(Source data)
....................

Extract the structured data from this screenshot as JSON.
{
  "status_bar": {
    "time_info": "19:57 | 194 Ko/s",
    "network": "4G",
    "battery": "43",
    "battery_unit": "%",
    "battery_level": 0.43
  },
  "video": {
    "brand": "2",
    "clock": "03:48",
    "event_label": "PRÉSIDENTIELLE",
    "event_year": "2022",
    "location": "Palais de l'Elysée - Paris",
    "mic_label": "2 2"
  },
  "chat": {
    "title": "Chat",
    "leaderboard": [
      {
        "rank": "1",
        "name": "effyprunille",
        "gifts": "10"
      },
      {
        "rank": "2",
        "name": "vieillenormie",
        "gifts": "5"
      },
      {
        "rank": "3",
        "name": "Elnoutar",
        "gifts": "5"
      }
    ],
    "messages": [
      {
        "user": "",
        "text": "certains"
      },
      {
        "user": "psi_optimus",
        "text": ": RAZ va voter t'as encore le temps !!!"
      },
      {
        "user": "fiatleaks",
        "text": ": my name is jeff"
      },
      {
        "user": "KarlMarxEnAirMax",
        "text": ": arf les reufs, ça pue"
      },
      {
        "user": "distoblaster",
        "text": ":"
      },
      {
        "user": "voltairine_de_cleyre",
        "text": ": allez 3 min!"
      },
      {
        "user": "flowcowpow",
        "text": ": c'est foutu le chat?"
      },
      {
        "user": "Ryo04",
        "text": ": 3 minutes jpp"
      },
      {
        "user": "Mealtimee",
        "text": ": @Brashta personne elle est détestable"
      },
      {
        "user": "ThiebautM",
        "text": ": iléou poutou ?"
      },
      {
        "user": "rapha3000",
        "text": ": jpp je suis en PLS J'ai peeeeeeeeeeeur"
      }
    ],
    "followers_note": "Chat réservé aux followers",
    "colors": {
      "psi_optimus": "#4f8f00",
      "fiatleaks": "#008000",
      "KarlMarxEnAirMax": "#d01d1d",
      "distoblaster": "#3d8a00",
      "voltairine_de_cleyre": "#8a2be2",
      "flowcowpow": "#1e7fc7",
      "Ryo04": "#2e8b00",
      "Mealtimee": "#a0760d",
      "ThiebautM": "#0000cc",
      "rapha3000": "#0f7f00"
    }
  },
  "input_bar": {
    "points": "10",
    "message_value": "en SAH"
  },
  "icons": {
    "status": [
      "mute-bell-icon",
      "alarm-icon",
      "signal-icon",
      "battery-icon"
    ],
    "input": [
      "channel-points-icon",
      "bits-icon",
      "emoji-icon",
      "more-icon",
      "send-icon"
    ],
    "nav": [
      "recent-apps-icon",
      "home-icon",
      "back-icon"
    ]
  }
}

....................

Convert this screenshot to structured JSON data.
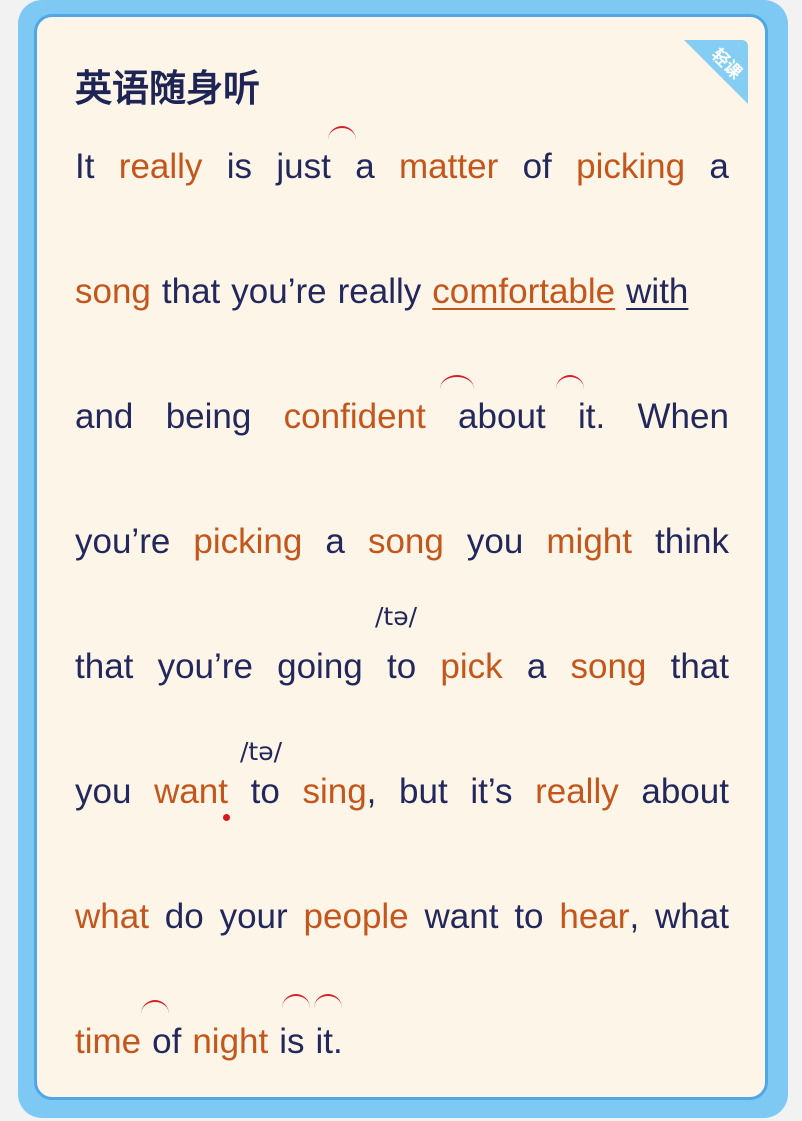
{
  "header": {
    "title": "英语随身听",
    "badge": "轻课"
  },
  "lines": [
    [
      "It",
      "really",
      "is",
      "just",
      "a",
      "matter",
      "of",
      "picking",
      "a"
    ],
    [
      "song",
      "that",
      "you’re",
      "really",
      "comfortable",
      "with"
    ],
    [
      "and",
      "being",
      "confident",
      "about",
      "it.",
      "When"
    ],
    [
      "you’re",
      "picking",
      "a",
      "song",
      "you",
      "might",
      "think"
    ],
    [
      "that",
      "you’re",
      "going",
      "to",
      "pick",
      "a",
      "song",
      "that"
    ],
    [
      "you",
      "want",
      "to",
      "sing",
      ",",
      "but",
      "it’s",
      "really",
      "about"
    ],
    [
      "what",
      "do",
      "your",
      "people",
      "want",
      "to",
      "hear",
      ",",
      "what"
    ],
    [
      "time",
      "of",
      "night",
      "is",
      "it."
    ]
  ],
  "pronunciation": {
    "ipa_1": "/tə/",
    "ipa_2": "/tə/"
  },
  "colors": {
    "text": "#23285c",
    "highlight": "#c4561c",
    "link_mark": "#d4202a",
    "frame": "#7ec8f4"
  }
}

....................

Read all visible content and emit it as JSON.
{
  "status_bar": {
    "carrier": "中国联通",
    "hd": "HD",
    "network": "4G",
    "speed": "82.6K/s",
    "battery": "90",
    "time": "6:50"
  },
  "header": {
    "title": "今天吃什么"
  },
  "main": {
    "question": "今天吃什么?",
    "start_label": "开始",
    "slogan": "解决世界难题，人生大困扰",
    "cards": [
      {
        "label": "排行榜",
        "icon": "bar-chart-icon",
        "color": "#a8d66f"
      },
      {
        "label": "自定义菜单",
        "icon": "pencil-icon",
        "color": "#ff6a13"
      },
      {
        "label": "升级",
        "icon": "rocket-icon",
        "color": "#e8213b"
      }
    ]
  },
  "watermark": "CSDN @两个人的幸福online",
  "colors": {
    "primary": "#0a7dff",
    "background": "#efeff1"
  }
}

....................

* WHAT TO PRODUCE *
Select every line in the material above where the string "distoblaster" occurs, and copy it.

* RESULT OF THIS EXERCISE *
        "user": "distoblaster",
      "distoblaster": "#3d8a00",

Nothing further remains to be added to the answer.